[Start]

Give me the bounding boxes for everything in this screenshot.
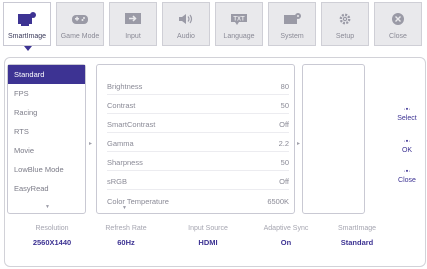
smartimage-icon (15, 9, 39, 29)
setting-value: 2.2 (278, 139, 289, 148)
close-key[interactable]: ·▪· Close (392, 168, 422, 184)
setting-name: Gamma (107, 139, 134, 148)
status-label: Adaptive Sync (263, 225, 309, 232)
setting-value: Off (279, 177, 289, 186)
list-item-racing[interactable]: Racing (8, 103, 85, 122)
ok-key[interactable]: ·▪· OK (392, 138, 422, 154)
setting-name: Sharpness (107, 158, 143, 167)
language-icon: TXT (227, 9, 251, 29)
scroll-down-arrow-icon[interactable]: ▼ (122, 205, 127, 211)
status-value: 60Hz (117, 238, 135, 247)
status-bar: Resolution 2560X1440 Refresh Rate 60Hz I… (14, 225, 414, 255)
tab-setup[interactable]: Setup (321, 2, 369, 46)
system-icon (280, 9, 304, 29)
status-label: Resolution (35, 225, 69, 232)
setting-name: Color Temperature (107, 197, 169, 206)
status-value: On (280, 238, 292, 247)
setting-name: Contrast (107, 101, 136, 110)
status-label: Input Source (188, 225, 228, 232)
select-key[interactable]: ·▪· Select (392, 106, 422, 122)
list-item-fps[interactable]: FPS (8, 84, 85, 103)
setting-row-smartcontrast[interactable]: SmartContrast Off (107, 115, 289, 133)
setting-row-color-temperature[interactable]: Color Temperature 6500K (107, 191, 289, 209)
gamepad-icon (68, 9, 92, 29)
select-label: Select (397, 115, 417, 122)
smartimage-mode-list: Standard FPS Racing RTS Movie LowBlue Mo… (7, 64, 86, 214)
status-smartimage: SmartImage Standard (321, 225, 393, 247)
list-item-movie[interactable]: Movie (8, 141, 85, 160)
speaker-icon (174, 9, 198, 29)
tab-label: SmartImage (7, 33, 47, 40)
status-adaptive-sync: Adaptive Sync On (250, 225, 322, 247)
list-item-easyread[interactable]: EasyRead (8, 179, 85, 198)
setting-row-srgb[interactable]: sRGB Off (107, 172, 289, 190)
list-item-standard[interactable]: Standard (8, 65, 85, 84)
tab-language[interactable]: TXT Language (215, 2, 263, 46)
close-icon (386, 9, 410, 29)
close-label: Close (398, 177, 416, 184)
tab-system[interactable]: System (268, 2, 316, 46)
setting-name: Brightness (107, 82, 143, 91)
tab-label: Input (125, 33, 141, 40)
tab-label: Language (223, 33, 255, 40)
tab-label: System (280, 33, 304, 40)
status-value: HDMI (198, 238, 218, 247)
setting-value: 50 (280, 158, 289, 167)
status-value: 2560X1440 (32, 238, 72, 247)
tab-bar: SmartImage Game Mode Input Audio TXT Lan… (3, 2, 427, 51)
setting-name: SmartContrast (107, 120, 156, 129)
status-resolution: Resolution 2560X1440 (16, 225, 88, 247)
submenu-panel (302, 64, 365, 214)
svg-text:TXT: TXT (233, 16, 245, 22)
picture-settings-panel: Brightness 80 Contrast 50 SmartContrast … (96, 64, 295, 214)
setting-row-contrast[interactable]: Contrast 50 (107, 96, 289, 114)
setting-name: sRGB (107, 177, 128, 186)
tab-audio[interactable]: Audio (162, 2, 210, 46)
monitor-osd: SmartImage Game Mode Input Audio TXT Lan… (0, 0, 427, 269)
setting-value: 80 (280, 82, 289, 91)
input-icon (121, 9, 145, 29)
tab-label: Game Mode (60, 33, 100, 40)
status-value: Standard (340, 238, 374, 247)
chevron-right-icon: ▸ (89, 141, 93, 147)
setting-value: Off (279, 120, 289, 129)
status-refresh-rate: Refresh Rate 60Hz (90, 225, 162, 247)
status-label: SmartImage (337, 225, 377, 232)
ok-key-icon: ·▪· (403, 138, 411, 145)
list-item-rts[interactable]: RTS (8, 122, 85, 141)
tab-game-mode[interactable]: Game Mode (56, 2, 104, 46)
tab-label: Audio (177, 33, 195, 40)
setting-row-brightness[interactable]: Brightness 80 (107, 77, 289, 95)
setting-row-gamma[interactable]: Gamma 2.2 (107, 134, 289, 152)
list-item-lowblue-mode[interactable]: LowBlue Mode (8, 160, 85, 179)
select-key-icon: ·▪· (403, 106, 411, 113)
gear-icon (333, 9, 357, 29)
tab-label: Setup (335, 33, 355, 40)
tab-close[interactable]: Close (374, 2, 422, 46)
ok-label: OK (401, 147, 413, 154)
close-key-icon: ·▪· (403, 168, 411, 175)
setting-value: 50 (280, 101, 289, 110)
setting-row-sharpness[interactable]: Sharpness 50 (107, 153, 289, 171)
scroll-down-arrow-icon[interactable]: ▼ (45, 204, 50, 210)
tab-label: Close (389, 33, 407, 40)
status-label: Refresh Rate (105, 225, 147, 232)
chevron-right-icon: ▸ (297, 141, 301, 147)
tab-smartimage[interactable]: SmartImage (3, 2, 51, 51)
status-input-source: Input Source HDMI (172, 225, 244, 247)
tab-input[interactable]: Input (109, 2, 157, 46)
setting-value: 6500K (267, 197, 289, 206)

[End]

# What to work on
Could you copy every one of the records above word for word, leaving the pictures out of your answer?

# Result of the task
Give me the bounding boxes for everything in this screenshot.
smartimage-icon (15, 9, 39, 29)
setting-value: 2.2 (278, 139, 289, 148)
close-key[interactable]: ·▪· Close (392, 168, 422, 184)
setting-name: Gamma (107, 139, 134, 148)
status-label: Adaptive Sync (263, 225, 309, 232)
setting-value: Off (279, 177, 289, 186)
list-item-racing[interactable]: Racing (8, 103, 85, 122)
ok-key[interactable]: ·▪· OK (392, 138, 422, 154)
setting-name: Sharpness (107, 158, 143, 167)
language-icon: TXT (227, 9, 251, 29)
scroll-down-arrow-icon[interactable]: ▼ (122, 205, 127, 211)
status-value: 60Hz (117, 238, 135, 247)
status-bar: Resolution 2560X1440 Refresh Rate 60Hz I… (14, 225, 414, 255)
tab-setup[interactable]: Setup (321, 2, 369, 46)
system-icon (280, 9, 304, 29)
status-label: Resolution (35, 225, 69, 232)
setting-name: Color Temperature (107, 197, 169, 206)
status-value: On (280, 238, 292, 247)
setting-name: Contrast (107, 101, 136, 110)
status-label: Input Source (188, 225, 228, 232)
select-key[interactable]: ·▪· Select (392, 106, 422, 122)
list-item-fps[interactable]: FPS (8, 84, 85, 103)
setting-row-smartcontrast[interactable]: SmartContrast Off (107, 115, 289, 133)
setting-row-color-temperature[interactable]: Color Temperature 6500K (107, 191, 289, 209)
gamepad-icon (68, 9, 92, 29)
select-label: Select (397, 115, 417, 122)
smartimage-mode-list: Standard FPS Racing RTS Movie LowBlue Mo… (7, 64, 86, 214)
status-smartimage: SmartImage Standard (321, 225, 393, 247)
list-item-movie[interactable]: Movie (8, 141, 85, 160)
speaker-icon (174, 9, 198, 29)
tab-label: SmartImage (7, 33, 47, 40)
status-adaptive-sync: Adaptive Sync On (250, 225, 322, 247)
list-item-easyread[interactable]: EasyRead (8, 179, 85, 198)
setting-row-srgb[interactable]: sRGB Off (107, 172, 289, 190)
list-item-standard[interactable]: Standard (8, 65, 85, 84)
tab-language[interactable]: TXT Language (215, 2, 263, 46)
close-icon (386, 9, 410, 29)
close-label: Close (398, 177, 416, 184)
tab-system[interactable]: System (268, 2, 316, 46)
setting-name: Brightness (107, 82, 143, 91)
tab-label: Input (125, 33, 141, 40)
tab-label: Language (223, 33, 255, 40)
tab-label: System (280, 33, 304, 40)
status-value: HDMI (198, 238, 218, 247)
setting-value: 50 (280, 158, 289, 167)
status-value: 2560X1440 (32, 238, 72, 247)
tab-bar: SmartImage Game Mode Input Audio TXT Lan… (3, 2, 427, 51)
setting-name: SmartContrast (107, 120, 156, 129)
status-resolution: Resolution 2560X1440 (16, 225, 88, 247)
submenu-panel (302, 64, 365, 214)
svg-text:TXT: TXT (233, 16, 245, 22)
picture-settings-panel: Brightness 80 Contrast 50 SmartContrast … (96, 64, 295, 214)
setting-row-contrast[interactable]: Contrast 50 (107, 96, 289, 114)
setting-name: sRGB (107, 177, 128, 186)
tab-audio[interactable]: Audio (162, 2, 210, 46)
monitor-osd: SmartImage Game Mode Input Audio TXT Lan… (0, 0, 427, 269)
setting-value: 80 (280, 82, 289, 91)
input-icon (121, 9, 145, 29)
tab-label: Game Mode (60, 33, 100, 40)
status-value: Standard (340, 238, 374, 247)
chevron-right-icon: ▸ (89, 141, 93, 147)
setting-value: Off (279, 120, 289, 129)
status-refresh-rate: Refresh Rate 60Hz (90, 225, 162, 247)
status-label: SmartImage (337, 225, 377, 232)
ok-key-icon: ·▪· (403, 138, 411, 145)
list-item-rts[interactable]: RTS (8, 122, 85, 141)
tab-game-mode[interactable]: Game Mode (56, 2, 104, 46)
tab-label: Audio (177, 33, 195, 40)
setting-row-brightness[interactable]: Brightness 80 (107, 77, 289, 95)
setting-row-gamma[interactable]: Gamma 2.2 (107, 134, 289, 152)
list-item-lowblue-mode[interactable]: LowBlue Mode (8, 160, 85, 179)
select-key-icon: ·▪· (403, 106, 411, 113)
gear-icon (333, 9, 357, 29)
tab-label: Setup (335, 33, 355, 40)
tab-close[interactable]: Close (374, 2, 422, 46)
ok-label: OK (401, 147, 413, 154)
close-key-icon: ·▪· (403, 168, 411, 175)
setting-value: 50 (280, 101, 289, 110)
setting-row-sharpness[interactable]: Sharpness 50 (107, 153, 289, 171)
scroll-down-arrow-icon[interactable]: ▼ (45, 204, 50, 210)
tab-label: Close (389, 33, 407, 40)
status-label: Refresh Rate (105, 225, 147, 232)
chevron-right-icon: ▸ (297, 141, 301, 147)
tab-smartimage[interactable]: SmartImage (3, 2, 51, 51)
status-input-source: Input Source HDMI (172, 225, 244, 247)
tab-input[interactable]: Input (109, 2, 157, 46)
setting-value: 6500K (267, 197, 289, 206)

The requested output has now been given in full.